**Exercise details**
Output each entry verbatim and exclude every picture from it.

(Collection entries)
= = =
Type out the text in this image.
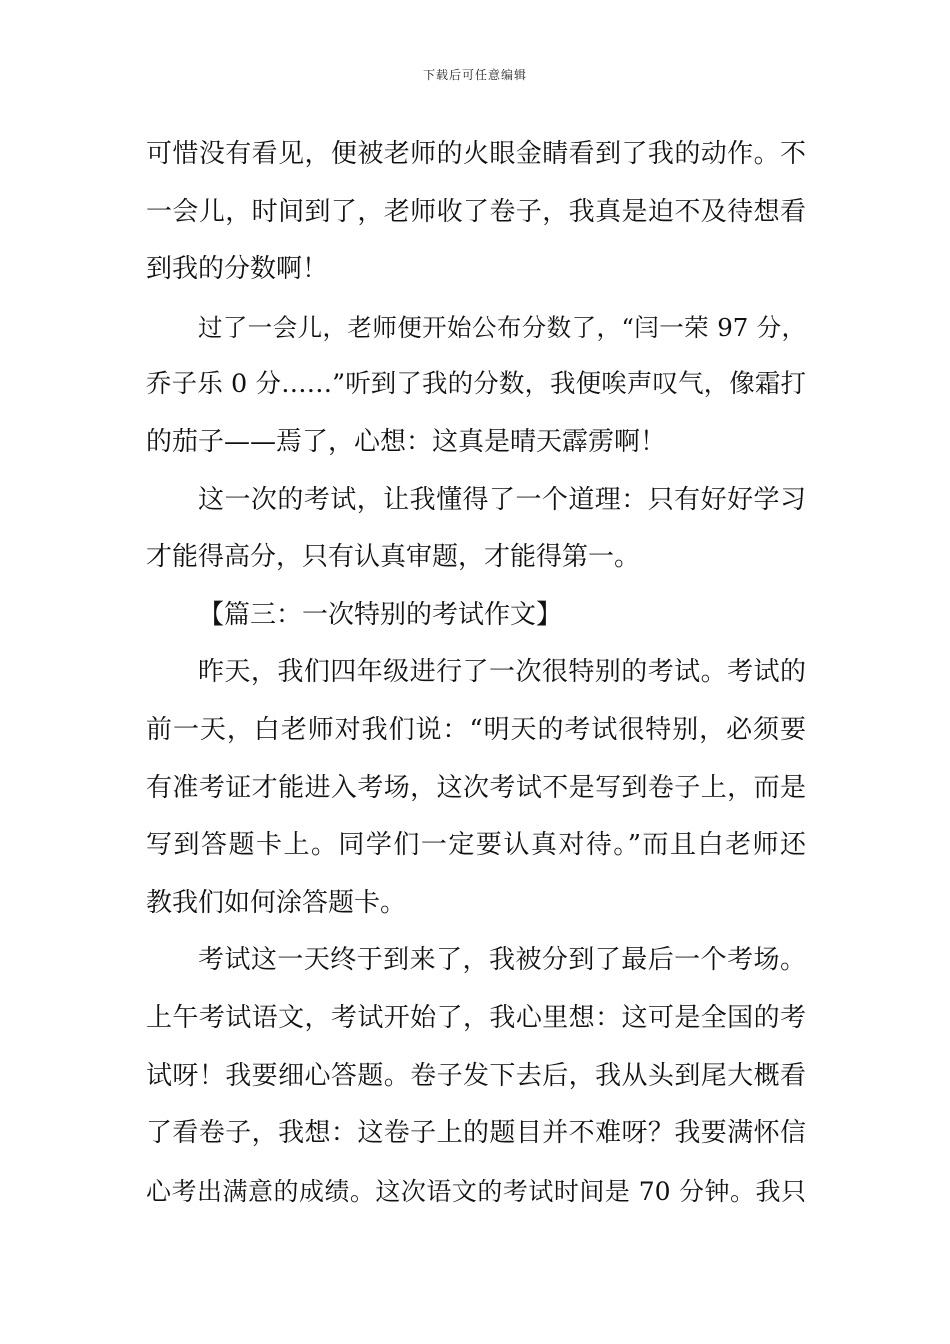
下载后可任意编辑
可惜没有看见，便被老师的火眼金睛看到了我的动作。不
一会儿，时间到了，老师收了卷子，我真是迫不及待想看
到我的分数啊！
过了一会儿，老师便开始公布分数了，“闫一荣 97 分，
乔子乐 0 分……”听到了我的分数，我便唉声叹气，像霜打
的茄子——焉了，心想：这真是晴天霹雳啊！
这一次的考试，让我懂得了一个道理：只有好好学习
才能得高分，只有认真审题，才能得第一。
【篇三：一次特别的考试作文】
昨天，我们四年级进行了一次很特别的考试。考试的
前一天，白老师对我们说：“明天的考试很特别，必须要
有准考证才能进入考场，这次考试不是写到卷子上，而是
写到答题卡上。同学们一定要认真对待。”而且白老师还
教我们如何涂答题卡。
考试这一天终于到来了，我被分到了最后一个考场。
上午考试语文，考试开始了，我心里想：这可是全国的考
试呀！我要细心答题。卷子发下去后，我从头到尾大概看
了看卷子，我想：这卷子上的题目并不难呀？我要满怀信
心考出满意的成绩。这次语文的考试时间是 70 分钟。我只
= = =
**Solution to the problem**
Type out the text in this image.
下载后可任意编辑
可惜没有看见，便被老师的火眼金睛看到了我的动作。不
一会儿，时间到了，老师收了卷子，我真是迫不及待想看
到我的分数啊！
过了一会儿，老师便开始公布分数了，“闫一荣 97 分，
乔子乐 0 分……”听到了我的分数，我便唉声叹气，像霜打
的茄子——焉了，心想：这真是晴天霹雳啊！
这一次的考试，让我懂得了一个道理：只有好好学习
才能得高分，只有认真审题，才能得第一。
【篇三：一次特别的考试作文】
昨天，我们四年级进行了一次很特别的考试。考试的
前一天，白老师对我们说：“明天的考试很特别，必须要
有准考证才能进入考场，这次考试不是写到卷子上，而是
写到答题卡上。同学们一定要认真对待。”而且白老师还
教我们如何涂答题卡。
考试这一天终于到来了，我被分到了最后一个考场。
上午考试语文，考试开始了，我心里想：这可是全国的考
试呀！我要细心答题。卷子发下去后，我从头到尾大概看
了看卷子，我想：这卷子上的题目并不难呀？我要满怀信
心考出满意的成绩。这次语文的考试时间是 70 分钟。我只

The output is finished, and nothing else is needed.